◆ Source records ◆
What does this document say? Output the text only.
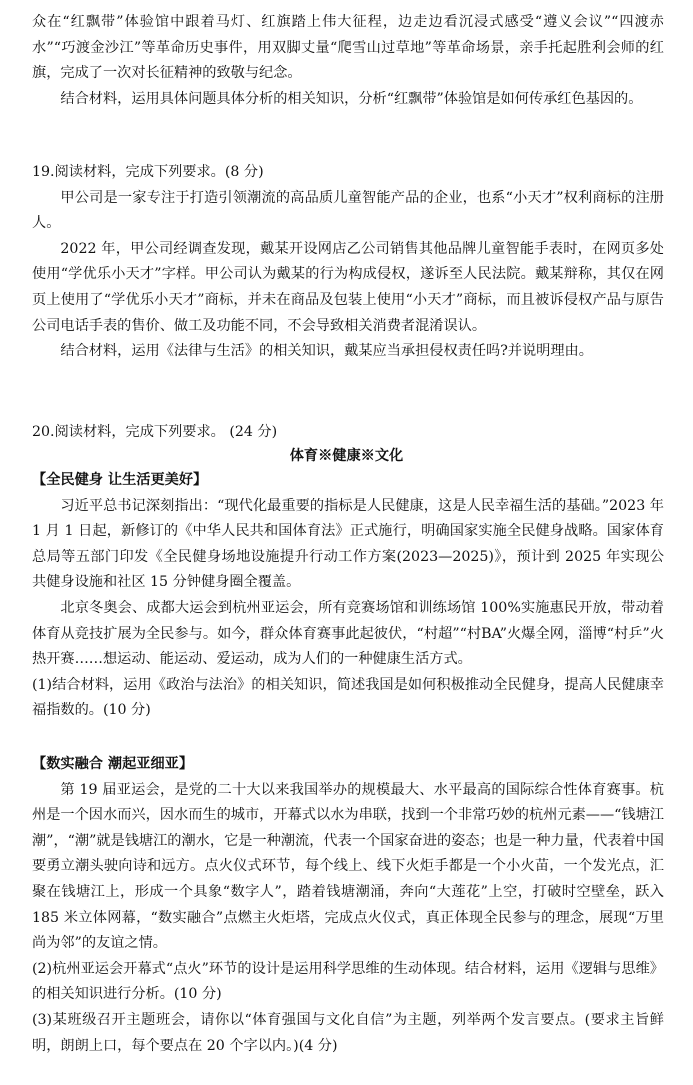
众在“红飘带”体验馆中跟着马灯、红旗踏上伟大征程，边走边看沉浸式感受“遵义会议”“四渡赤水”“巧渡金沙江”等革命历史事件，用双脚丈量“爬雪山过草地”等革命场景，亲手托起胜利会师的红旗，完成了一次对长征精神的致敬与纪念。

结合材料，运用具体问题具体分析的相关知识，分析“红飘带”体验馆是如何传承红色基因的。

19.阅读材料，完成下列要求。(8 分)

甲公司是一家专注于打造引领潮流的高品质儿童智能产品的企业，也系“小天才”权利商标的注册人。

2022 年，甲公司经调查发现，戴某开设网店乙公司销售其他品牌儿童智能手表时，在网页多处使用“学优乐小天才”字样。甲公司认为戴某的行为构成侵权，遂诉至人民法院。戴某辩称，其仅在网页上使用了“学优乐小天才”商标，并未在商品及包装上使用“小天才”商标，而且被诉侵权产品与原告公司电话手表的售价、做工及功能不同，不会导致相关消费者混淆误认。

结合材料，运用《法律与生活》的相关知识，戴某应当承担侵权责任吗?并说明理由。

20.阅读材料，完成下列要求。 (24 分)
体育※健康※文化

【全民健身 让生活更美好】

习近平总书记深刻指出：“现代化最重要的指标是人民健康，这是人民幸福生活的基础。”2023 年 1 月 1 日起，新修订的《中华人民共和国体育法》正式施行，明确国家实施全民健身战略。国家体育总局等五部门印发《全民健身场地设施提升行动工作方案(2023—2025)》，预计到 2025 年实现公共健身设施和社区 15 分钟健身圈全覆盖。

北京冬奥会、成都大运会到杭州亚运会，所有竞赛场馆和训练场馆 100%实施惠民开放，带动着体育从竞技扩展为全民参与。如今，群众体育赛事此起彼伏，“村超”“村BA”火爆全网，淄博“村乒”火热开赛……想运动、能运动、爱运动，成为人们的一种健康生活方式。

(1)结合材料，运用《政治与法治》的相关知识，简述我国是如何积极推动全民健身，提高人民健康幸福指数的。(10 分)

【数实融合 潮起亚细亚】

第 19 届亚运会，是党的二十大以来我国举办的规模最大、水平最高的国际综合性体育赛事。杭州是一个因水而兴，因水而生的城市，开幕式以水为串联，找到一个非常巧妙的杭州元素——“钱塘江潮”，“潮”就是钱塘江的潮水，它是一种潮流，代表一个国家奋进的姿态；也是一种力量，代表着中国要勇立潮头驶向诗和远方。点火仪式环节，每个线上、线下火炬手都是一个小火苗，一个发光点，汇聚在钱塘江上，形成一个具象“数字人”，踏着钱塘潮涌，奔向“大莲花”上空，打破时空壁垒，跃入 185 米立体网幕，“数实融合”点燃主火炬塔，完成点火仪式，真正体现全民参与的理念，展现“万里尚为邻”的友谊之情。

(2)杭州亚运会开幕式“点火”环节的设计是运用科学思维的生动体现。结合材料，运用《逻辑与思维》的相关知识进行分析。(10 分)

(3)某班级召开主题班会，请你以“体育强国与文化自信”为主题，列举两个发言要点。(要求主旨鲜明，朗朗上口，每个要点在 20 个字以内。)(4 分)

◆ What the exercise asks ◆
Using the material above, set down every line exactly, but skip the pictures.

◆ Response for this exercise ◆
What does this document say? Output the text only.
众在“红飘带”体验馆中跟着马灯、红旗踏上伟大征程，边走边看沉浸式感受“遵义会议”“四渡赤水”“巧渡金沙江”等革命历史事件，用双脚丈量“爬雪山过草地”等革命场景，亲手托起胜利会师的红旗，完成了一次对长征精神的致敬与纪念。

结合材料，运用具体问题具体分析的相关知识，分析“红飘带”体验馆是如何传承红色基因的。

19.阅读材料，完成下列要求。(8 分)

甲公司是一家专注于打造引领潮流的高品质儿童智能产品的企业，也系“小天才”权利商标的注册人。

2022 年，甲公司经调查发现，戴某开设网店乙公司销售其他品牌儿童智能手表时，在网页多处使用“学优乐小天才”字样。甲公司认为戴某的行为构成侵权，遂诉至人民法院。戴某辩称，其仅在网页上使用了“学优乐小天才”商标，并未在商品及包装上使用“小天才”商标，而且被诉侵权产品与原告公司电话手表的售价、做工及功能不同，不会导致相关消费者混淆误认。

结合材料，运用《法律与生活》的相关知识，戴某应当承担侵权责任吗?并说明理由。

20.阅读材料，完成下列要求。 (24 分)
体育※健康※文化

【全民健身 让生活更美好】

习近平总书记深刻指出：“现代化最重要的指标是人民健康，这是人民幸福生活的基础。”2023 年 1 月 1 日起，新修订的《中华人民共和国体育法》正式施行，明确国家实施全民健身战略。国家体育总局等五部门印发《全民健身场地设施提升行动工作方案(2023—2025)》，预计到 2025 年实现公共健身设施和社区 15 分钟健身圈全覆盖。

北京冬奥会、成都大运会到杭州亚运会，所有竞赛场馆和训练场馆 100%实施惠民开放，带动着体育从竞技扩展为全民参与。如今，群众体育赛事此起彼伏，“村超”“村BA”火爆全网，淄博“村乒”火热开赛……想运动、能运动、爱运动，成为人们的一种健康生活方式。

(1)结合材料，运用《政治与法治》的相关知识，简述我国是如何积极推动全民健身，提高人民健康幸福指数的。(10 分)

【数实融合 潮起亚细亚】

第 19 届亚运会，是党的二十大以来我国举办的规模最大、水平最高的国际综合性体育赛事。杭州是一个因水而兴，因水而生的城市，开幕式以水为串联，找到一个非常巧妙的杭州元素——“钱塘江潮”，“潮”就是钱塘江的潮水，它是一种潮流，代表一个国家奋进的姿态；也是一种力量，代表着中国要勇立潮头驶向诗和远方。点火仪式环节，每个线上、线下火炬手都是一个小火苗，一个发光点，汇聚在钱塘江上，形成一个具象“数字人”，踏着钱塘潮涌，奔向“大莲花”上空，打破时空壁垒，跃入 185 米立体网幕，“数实融合”点燃主火炬塔，完成点火仪式，真正体现全民参与的理念，展现“万里尚为邻”的友谊之情。

(2)杭州亚运会开幕式“点火”环节的设计是运用科学思维的生动体现。结合材料，运用《逻辑与思维》的相关知识进行分析。(10 分)

(3)某班级召开主题班会，请你以“体育强国与文化自信”为主题，列举两个发言要点。(要求主旨鲜明，朗朗上口，每个要点在 20 个字以内。)(4 分)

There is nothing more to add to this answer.